* _Written exercise_
Keep only the lines of the data below that contain "xlabel", and copy them.

━━━━━━

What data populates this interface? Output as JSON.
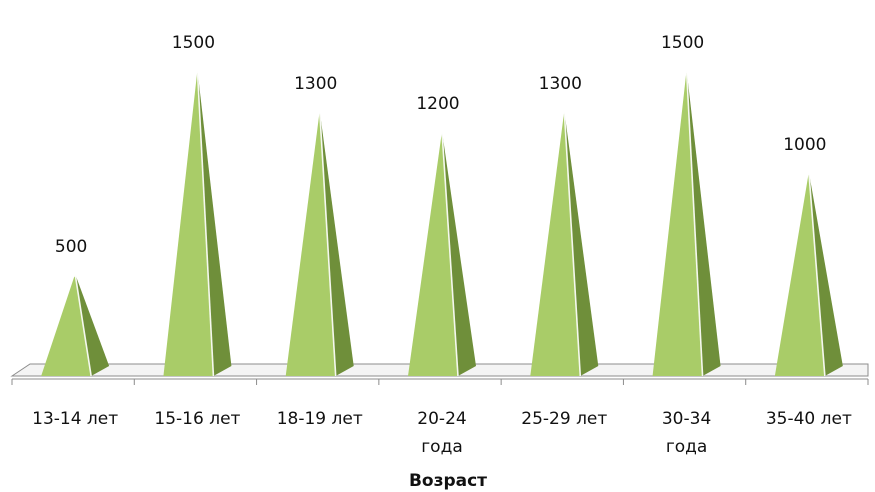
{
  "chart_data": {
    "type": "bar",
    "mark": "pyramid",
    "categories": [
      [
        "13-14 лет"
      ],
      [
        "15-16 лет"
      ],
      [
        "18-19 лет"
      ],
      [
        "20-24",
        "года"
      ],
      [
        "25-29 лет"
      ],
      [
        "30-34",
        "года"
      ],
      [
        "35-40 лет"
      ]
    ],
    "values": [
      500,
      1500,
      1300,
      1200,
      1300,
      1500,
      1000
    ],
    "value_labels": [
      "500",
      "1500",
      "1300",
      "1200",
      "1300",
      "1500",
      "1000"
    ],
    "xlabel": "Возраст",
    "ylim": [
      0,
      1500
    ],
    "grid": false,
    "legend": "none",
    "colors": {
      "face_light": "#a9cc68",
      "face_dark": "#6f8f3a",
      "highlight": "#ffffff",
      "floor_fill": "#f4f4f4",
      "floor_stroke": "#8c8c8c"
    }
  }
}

━━━━━━

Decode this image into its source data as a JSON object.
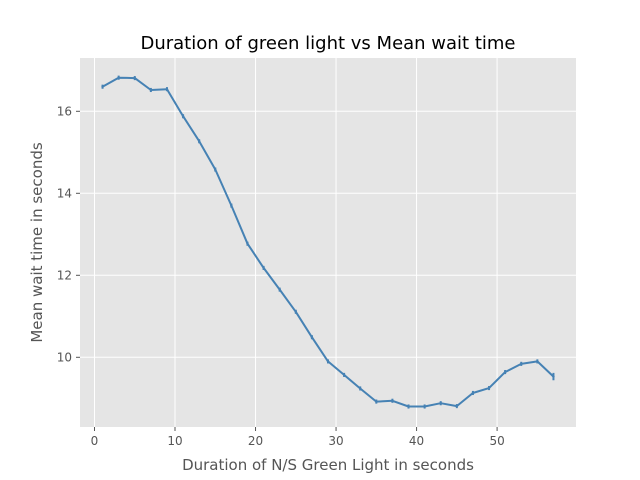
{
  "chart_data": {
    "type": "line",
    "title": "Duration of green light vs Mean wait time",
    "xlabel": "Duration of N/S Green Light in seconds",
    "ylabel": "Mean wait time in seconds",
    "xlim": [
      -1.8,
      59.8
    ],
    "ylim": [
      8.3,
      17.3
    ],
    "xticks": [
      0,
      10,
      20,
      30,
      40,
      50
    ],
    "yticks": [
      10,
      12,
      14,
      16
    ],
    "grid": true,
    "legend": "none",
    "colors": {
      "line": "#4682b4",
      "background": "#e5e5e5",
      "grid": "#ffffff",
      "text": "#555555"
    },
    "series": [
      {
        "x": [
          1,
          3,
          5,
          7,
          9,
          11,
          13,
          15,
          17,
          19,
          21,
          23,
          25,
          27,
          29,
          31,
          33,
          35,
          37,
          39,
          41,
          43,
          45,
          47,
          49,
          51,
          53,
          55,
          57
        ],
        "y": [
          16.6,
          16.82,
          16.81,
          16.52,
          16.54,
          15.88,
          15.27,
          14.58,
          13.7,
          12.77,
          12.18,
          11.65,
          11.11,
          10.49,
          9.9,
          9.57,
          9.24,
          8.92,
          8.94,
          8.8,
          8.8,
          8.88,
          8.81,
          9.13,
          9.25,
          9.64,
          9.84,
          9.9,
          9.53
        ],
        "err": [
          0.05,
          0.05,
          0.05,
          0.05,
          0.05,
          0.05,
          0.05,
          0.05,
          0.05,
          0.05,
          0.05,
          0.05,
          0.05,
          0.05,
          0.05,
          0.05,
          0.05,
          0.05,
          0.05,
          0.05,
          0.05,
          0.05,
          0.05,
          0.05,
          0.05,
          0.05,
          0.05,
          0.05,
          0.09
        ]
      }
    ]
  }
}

━━━━━━

* _Task output_
    "xlabel": "Возраст",
    "xlabel": "Duration of N/S Green Light in seconds",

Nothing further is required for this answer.